• EXERCISE REQUIREMENTS
Write the entries out again exactly as they stand, but without the pictures.

• RECORDS TO PROCESS

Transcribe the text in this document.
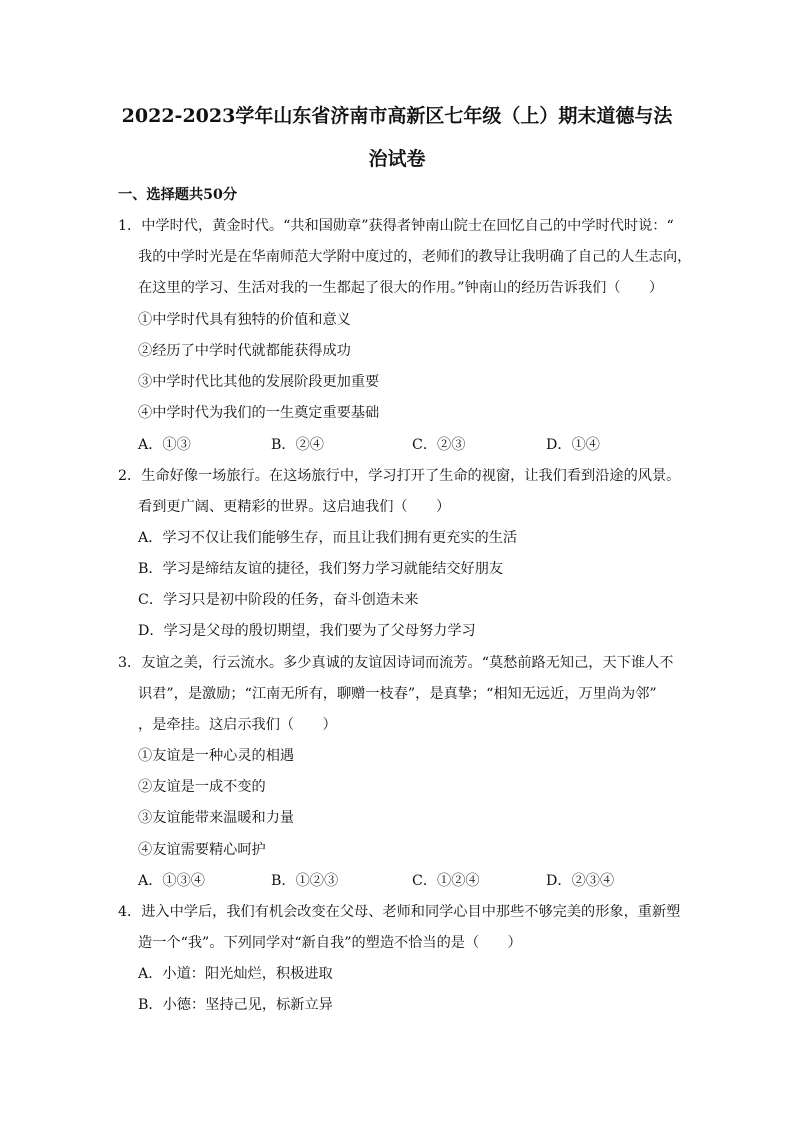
2022-2023学年山东省济南市高新区七年级（上）期末道德与法
治试卷
一、选择题共50分
1．中学时代，黄金时代。“共和国勋章”获得者钟南山院士在回忆自己的中学时代时说：“
我的中学时光是在华南师范大学附中度过的，老师们的教导让我明确了自己的人生志向，
在这里的学习、生活对我的一生都起了很大的作用。”钟南山的经历告诉我们（　　）
①中学时代具有独特的价值和意义
②经历了中学时代就都能获得成功
③中学时代比其他的发展阶段更加重要
④中学时代为我们的一生奠定重要基础
A．①③	B．②④	C．②③	D．①④
2．生命好像一场旅行。在这场旅行中，学习打开了生命的视窗，让我们看到沿途的风景。
看到更广阔、更精彩的世界。这启迪我们（　　）
A．学习不仅让我们能够生存，而且让我们拥有更充实的生活
B．学习是缔结友谊的捷径，我们努力学习就能结交好朋友
C．学习只是初中阶段的任务，奋斗创造未来
D．学习是父母的殷切期望，我们要为了父母努力学习
3．友谊之美，行云流水。多少真诚的友谊因诗词而流芳。“莫愁前路无知己，天下谁人不
识君”，是激励；“江南无所有，聊赠一枝春”，是真挚；“相知无远近，万里尚为邻”
，是牵挂。这启示我们（　　）
①友谊是一种心灵的相遇
②友谊是一成不变的
③友谊能带来温暖和力量
④友谊需要精心呵护
A．①③④	B．①②③	C．①②④	D．②③④
4．进入中学后，我们有机会改变在父母、老师和同学心目中那些不够完美的形象，重新塑
造一个“我”。下列同学对“新自我”的塑造不恰当的是（　　）
A．小道：阳光灿烂，积极进取
B．小德：坚持己见，标新立异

• CORRECT OUTPUT
Transcribe the text in this document.
2022-2023学年山东省济南市高新区七年级（上）期末道德与法
治试卷
一、选择题共50分
1．中学时代，黄金时代。“共和国勋章”获得者钟南山院士在回忆自己的中学时代时说：“
我的中学时光是在华南师范大学附中度过的，老师们的教导让我明确了自己的人生志向，
在这里的学习、生活对我的一生都起了很大的作用。”钟南山的经历告诉我们（　　）
①中学时代具有独特的价值和意义
②经历了中学时代就都能获得成功
③中学时代比其他的发展阶段更加重要
④中学时代为我们的一生奠定重要基础
A．①③	B．②④	C．②③	D．①④
2．生命好像一场旅行。在这场旅行中，学习打开了生命的视窗，让我们看到沿途的风景。
看到更广阔、更精彩的世界。这启迪我们（　　）
A．学习不仅让我们能够生存，而且让我们拥有更充实的生活
B．学习是缔结友谊的捷径，我们努力学习就能结交好朋友
C．学习只是初中阶段的任务，奋斗创造未来
D．学习是父母的殷切期望，我们要为了父母努力学习
3．友谊之美，行云流水。多少真诚的友谊因诗词而流芳。“莫愁前路无知己，天下谁人不
识君”，是激励；“江南无所有，聊赠一枝春”，是真挚；“相知无远近，万里尚为邻”
，是牵挂。这启示我们（　　）
①友谊是一种心灵的相遇
②友谊是一成不变的
③友谊能带来温暖和力量
④友谊需要精心呵护
A．①③④	B．①②③	C．①②④	D．②③④
4．进入中学后，我们有机会改变在父母、老师和同学心目中那些不够完美的形象，重新塑
造一个“我”。下列同学对“新自我”的塑造不恰当的是（　　）
A．小道：阳光灿烂，积极进取
B．小德：坚持己见，标新立异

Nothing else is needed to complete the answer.